Narrow the data below down to the lines containing "JSON".

** begin Excerpted data **

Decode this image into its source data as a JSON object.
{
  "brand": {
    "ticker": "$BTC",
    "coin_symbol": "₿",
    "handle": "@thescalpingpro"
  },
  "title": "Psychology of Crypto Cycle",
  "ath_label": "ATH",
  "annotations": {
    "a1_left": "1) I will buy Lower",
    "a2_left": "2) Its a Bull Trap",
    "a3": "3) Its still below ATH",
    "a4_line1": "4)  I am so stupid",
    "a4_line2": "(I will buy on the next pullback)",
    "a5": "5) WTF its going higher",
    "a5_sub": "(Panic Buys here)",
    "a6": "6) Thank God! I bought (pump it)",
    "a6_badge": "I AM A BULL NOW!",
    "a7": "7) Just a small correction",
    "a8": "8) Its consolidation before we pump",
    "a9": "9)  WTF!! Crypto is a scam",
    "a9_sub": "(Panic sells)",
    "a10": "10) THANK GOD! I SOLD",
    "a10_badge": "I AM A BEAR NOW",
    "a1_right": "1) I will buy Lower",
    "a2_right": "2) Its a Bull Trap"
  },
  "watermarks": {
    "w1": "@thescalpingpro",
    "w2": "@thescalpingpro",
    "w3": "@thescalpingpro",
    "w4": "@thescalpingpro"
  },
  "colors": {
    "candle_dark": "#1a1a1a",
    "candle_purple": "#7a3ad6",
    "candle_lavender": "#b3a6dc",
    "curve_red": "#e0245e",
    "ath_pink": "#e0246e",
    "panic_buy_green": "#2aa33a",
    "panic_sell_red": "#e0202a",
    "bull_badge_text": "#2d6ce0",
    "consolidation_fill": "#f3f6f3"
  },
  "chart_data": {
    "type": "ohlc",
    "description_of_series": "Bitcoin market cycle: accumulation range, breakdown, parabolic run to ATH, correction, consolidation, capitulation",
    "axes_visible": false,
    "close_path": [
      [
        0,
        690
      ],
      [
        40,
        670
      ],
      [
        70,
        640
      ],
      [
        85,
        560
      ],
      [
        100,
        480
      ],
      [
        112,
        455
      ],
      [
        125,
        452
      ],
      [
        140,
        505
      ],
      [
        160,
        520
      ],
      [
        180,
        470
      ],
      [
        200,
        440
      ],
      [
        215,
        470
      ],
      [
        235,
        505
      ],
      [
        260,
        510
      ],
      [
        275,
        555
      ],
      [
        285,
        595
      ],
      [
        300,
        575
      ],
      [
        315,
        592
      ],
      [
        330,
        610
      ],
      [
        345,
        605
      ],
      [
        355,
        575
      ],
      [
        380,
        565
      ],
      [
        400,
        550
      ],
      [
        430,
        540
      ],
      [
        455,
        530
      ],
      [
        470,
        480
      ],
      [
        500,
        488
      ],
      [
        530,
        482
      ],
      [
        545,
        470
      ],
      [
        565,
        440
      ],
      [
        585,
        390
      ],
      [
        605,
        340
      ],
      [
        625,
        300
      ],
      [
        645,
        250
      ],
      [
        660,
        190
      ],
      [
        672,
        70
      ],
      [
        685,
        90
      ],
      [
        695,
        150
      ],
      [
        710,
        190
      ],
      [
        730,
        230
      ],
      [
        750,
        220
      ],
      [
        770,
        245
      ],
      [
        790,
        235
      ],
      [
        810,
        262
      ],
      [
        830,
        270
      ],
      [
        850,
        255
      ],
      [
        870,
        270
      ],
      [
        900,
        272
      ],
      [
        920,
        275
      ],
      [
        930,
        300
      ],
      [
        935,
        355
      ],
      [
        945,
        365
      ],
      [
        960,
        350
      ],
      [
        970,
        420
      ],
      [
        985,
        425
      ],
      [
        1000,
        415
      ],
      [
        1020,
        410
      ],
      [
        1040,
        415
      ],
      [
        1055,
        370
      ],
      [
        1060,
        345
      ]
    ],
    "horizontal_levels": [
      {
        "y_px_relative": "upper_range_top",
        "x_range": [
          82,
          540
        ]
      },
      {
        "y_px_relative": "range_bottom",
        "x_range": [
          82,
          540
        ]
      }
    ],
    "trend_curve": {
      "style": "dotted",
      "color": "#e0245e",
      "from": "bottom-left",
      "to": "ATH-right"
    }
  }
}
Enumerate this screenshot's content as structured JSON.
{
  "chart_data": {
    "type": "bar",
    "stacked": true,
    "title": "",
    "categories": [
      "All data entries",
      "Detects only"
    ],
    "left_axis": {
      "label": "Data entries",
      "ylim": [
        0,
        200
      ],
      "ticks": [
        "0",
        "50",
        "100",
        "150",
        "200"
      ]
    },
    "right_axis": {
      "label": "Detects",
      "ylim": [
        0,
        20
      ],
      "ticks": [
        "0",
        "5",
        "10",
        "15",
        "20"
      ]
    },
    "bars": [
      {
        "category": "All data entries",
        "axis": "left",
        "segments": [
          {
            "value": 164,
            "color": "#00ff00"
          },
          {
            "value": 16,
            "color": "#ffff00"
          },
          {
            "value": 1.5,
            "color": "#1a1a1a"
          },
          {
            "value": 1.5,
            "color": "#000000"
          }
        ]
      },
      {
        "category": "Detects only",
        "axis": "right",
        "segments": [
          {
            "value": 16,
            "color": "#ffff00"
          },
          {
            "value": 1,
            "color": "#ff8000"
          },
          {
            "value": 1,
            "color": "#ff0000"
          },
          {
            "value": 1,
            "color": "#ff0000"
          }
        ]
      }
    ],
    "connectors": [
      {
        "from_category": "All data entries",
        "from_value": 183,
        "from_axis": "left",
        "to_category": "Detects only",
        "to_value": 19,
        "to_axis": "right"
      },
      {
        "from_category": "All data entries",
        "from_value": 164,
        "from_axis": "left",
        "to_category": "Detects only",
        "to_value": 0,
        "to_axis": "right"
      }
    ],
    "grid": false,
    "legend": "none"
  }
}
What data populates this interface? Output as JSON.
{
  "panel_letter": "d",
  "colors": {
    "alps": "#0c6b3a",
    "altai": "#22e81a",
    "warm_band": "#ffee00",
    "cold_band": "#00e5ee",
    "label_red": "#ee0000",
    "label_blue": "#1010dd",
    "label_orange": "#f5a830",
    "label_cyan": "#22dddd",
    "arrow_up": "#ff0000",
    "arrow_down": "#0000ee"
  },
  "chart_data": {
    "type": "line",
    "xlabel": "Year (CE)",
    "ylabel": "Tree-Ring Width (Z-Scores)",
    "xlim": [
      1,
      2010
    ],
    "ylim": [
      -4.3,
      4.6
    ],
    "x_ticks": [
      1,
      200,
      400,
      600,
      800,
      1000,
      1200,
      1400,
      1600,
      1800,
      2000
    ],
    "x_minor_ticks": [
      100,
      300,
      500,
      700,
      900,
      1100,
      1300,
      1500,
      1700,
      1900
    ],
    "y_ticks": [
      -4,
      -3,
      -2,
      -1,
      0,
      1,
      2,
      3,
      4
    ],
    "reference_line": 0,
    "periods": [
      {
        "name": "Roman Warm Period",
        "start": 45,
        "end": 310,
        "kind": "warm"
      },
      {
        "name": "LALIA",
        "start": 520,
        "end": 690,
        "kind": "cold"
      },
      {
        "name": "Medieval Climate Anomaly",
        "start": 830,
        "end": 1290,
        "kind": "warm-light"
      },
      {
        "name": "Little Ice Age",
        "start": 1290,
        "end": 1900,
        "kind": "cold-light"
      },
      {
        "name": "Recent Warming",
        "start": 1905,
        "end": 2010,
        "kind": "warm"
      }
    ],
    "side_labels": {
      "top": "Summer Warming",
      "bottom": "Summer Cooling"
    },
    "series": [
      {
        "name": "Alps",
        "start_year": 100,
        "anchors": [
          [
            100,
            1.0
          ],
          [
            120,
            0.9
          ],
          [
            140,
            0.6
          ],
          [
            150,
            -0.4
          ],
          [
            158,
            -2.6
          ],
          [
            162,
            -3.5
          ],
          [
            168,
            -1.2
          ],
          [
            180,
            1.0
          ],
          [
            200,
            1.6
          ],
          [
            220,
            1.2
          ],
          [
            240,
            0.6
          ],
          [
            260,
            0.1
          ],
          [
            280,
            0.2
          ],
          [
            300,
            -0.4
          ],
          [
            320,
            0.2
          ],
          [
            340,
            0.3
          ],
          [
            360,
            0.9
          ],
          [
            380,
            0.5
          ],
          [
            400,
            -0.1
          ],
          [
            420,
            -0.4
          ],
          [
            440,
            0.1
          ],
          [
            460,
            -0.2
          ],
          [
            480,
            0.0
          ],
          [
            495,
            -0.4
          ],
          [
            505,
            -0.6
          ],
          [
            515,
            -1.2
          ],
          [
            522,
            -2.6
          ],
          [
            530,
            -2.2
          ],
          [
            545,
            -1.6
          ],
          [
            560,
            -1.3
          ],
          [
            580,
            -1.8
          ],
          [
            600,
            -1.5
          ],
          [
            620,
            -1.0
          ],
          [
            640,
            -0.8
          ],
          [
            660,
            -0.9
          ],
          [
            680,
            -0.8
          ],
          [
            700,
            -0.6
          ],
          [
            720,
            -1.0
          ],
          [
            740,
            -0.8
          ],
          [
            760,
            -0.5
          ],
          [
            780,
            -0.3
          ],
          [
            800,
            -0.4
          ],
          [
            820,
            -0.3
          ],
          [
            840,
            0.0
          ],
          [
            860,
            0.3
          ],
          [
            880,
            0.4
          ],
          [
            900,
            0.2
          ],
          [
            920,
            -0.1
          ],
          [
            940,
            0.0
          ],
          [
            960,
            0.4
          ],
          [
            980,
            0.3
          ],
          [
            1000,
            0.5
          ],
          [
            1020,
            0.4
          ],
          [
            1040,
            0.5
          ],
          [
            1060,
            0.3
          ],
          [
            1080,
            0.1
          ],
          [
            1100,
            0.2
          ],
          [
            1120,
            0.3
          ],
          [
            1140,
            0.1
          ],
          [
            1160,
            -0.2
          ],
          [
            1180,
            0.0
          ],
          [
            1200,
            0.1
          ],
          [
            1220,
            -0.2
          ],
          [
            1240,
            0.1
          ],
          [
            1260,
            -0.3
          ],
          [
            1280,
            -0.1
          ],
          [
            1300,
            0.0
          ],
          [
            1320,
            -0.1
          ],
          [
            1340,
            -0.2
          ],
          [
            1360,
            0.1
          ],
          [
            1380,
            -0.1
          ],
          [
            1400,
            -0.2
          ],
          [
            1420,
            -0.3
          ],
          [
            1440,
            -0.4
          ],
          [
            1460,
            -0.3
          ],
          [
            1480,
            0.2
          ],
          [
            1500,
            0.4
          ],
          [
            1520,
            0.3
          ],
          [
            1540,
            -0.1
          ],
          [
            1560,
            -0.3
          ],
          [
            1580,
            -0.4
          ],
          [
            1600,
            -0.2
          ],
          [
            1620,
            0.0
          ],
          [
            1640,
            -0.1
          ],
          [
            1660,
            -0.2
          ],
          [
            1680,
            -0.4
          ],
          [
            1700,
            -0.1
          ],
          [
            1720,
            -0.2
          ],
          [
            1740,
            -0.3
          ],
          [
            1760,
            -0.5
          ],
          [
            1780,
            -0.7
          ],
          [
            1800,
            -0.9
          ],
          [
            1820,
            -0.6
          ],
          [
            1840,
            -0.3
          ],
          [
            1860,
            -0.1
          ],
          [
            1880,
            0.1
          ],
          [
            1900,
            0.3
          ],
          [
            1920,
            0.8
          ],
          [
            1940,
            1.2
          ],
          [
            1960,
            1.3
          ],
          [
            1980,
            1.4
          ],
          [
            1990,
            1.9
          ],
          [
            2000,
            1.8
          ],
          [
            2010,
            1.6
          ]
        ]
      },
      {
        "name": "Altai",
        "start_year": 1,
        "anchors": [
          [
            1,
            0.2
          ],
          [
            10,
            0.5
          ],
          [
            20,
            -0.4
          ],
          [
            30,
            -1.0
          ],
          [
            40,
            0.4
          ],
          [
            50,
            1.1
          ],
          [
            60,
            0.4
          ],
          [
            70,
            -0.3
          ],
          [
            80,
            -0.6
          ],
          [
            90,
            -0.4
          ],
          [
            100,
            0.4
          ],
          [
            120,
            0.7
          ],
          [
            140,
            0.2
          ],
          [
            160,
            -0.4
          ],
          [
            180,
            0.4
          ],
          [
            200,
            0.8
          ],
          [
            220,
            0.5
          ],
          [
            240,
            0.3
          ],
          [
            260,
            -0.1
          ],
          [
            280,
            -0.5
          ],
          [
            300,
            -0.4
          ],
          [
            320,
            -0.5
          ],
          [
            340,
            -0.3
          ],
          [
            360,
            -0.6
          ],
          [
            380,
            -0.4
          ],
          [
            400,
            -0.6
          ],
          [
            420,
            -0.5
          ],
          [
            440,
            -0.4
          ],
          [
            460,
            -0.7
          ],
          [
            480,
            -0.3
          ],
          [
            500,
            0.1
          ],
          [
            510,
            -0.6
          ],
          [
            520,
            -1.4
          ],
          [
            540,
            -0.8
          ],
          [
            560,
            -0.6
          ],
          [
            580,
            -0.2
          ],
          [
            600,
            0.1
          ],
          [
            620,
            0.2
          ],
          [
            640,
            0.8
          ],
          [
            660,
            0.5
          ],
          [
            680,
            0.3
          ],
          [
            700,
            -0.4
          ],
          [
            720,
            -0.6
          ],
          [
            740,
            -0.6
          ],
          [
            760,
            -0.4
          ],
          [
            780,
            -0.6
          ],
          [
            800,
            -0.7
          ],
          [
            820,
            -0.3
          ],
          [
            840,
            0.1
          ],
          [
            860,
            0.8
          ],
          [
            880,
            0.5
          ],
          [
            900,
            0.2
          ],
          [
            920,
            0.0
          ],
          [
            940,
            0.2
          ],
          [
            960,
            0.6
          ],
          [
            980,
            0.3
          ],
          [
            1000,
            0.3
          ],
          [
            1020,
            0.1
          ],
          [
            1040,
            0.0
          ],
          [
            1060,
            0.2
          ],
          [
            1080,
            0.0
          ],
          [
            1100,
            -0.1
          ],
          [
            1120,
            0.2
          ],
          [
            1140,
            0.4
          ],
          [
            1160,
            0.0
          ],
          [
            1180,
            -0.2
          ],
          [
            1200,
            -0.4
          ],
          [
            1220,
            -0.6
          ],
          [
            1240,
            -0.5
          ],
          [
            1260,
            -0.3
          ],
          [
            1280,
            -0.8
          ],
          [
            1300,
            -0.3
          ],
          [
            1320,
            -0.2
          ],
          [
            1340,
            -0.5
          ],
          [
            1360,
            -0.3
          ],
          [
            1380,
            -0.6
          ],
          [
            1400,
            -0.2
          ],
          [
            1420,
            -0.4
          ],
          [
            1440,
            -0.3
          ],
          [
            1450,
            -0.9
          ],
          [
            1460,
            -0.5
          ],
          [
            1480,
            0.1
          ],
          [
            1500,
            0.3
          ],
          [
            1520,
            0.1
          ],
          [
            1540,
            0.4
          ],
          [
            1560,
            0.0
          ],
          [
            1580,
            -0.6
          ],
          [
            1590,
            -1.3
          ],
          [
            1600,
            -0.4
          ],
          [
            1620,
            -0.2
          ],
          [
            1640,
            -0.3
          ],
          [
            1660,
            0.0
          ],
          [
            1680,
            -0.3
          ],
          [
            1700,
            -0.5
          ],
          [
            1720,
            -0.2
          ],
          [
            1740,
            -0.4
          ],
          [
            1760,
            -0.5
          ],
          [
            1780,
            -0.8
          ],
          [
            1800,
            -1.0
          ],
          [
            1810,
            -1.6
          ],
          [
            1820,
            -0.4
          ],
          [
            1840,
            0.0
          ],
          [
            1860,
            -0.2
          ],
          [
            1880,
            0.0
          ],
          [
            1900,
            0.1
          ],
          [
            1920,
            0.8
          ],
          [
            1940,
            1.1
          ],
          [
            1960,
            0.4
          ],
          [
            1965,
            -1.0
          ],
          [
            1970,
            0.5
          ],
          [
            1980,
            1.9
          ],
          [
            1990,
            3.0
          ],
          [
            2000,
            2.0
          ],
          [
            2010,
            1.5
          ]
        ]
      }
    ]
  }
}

** end Excerpted data **

Output of the exercise:
Decode this image into its source data as a JSON object.
Enumerate this screenshot's content as structured JSON.
What data populates this interface? Output as JSON.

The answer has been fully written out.